WHAT THE EXERCISE ASKS: Gather all lines with the word "have" in them.

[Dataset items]
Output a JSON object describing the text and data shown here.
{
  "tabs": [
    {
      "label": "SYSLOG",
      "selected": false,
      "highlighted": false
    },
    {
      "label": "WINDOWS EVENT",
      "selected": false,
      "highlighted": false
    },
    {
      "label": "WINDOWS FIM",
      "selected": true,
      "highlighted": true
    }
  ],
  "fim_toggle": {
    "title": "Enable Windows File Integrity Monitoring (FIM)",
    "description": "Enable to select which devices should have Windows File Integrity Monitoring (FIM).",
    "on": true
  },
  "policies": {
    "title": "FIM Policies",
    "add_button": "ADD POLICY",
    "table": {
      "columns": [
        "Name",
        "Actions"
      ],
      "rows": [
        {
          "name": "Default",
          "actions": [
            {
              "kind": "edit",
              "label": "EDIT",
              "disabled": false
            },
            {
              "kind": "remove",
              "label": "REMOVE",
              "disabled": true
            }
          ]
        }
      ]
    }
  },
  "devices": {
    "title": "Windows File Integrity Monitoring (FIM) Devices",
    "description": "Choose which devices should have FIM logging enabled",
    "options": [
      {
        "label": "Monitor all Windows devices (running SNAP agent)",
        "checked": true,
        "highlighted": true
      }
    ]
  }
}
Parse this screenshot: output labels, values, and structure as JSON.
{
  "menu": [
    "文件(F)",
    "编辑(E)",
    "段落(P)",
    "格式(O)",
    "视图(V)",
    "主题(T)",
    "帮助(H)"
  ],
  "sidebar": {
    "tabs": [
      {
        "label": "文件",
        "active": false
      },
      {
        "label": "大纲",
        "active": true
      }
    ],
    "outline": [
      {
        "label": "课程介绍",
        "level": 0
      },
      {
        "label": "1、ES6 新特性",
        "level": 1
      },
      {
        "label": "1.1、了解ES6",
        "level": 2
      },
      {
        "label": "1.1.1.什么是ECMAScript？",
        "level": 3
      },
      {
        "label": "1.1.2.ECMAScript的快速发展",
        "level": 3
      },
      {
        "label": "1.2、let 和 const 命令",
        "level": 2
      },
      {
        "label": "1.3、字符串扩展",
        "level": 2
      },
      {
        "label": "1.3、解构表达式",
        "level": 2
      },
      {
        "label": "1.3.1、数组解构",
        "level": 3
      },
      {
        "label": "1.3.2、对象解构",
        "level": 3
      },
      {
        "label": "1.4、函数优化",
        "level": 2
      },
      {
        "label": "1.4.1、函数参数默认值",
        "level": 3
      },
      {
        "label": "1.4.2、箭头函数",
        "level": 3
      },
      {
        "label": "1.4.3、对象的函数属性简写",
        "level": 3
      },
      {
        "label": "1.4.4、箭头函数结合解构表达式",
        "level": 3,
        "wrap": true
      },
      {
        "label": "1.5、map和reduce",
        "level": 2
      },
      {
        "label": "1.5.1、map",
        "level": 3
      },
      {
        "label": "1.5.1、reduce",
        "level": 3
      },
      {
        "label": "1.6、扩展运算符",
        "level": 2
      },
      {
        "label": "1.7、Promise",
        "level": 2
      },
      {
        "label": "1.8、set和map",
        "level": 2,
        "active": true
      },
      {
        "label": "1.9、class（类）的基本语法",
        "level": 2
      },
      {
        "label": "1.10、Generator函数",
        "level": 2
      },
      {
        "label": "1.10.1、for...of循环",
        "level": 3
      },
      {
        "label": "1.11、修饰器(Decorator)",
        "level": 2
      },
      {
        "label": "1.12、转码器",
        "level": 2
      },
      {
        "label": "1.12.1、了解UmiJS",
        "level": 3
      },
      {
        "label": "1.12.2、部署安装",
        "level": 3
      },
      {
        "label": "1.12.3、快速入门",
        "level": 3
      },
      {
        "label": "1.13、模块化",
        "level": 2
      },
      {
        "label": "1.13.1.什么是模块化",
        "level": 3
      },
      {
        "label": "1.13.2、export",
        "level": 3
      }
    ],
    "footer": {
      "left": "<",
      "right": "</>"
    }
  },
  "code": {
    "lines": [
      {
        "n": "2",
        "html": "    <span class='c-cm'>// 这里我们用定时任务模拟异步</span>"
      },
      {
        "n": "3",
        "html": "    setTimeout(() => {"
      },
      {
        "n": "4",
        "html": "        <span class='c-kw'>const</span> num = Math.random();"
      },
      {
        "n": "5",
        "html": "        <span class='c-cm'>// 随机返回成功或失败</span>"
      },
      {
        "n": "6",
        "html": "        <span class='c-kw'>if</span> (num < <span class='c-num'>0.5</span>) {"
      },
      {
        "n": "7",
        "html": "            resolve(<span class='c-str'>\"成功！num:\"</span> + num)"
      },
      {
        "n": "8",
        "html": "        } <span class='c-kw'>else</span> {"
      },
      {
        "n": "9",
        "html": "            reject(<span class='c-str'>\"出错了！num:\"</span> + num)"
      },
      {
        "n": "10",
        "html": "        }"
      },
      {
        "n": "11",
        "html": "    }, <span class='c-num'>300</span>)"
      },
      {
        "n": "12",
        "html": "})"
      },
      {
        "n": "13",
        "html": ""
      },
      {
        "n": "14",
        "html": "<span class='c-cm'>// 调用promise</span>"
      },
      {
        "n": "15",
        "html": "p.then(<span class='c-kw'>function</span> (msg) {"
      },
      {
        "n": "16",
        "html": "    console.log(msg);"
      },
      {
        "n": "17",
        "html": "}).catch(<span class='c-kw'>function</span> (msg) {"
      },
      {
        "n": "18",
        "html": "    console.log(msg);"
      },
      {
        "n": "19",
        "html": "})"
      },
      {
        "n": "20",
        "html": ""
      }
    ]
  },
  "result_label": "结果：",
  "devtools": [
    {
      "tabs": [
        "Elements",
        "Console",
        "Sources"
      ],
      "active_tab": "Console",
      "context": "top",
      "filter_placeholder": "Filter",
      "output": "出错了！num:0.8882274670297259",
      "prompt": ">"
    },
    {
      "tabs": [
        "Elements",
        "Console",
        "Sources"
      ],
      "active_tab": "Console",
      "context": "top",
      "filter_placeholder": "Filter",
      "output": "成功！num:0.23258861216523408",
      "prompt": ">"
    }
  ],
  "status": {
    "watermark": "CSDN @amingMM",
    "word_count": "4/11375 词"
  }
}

SOLUTION BELOW:
    "description": "Enable to select which devices should have Windows File Integrity Monitoring (FIM).",
    "description": "Choose which devices should have FIM logging enabled",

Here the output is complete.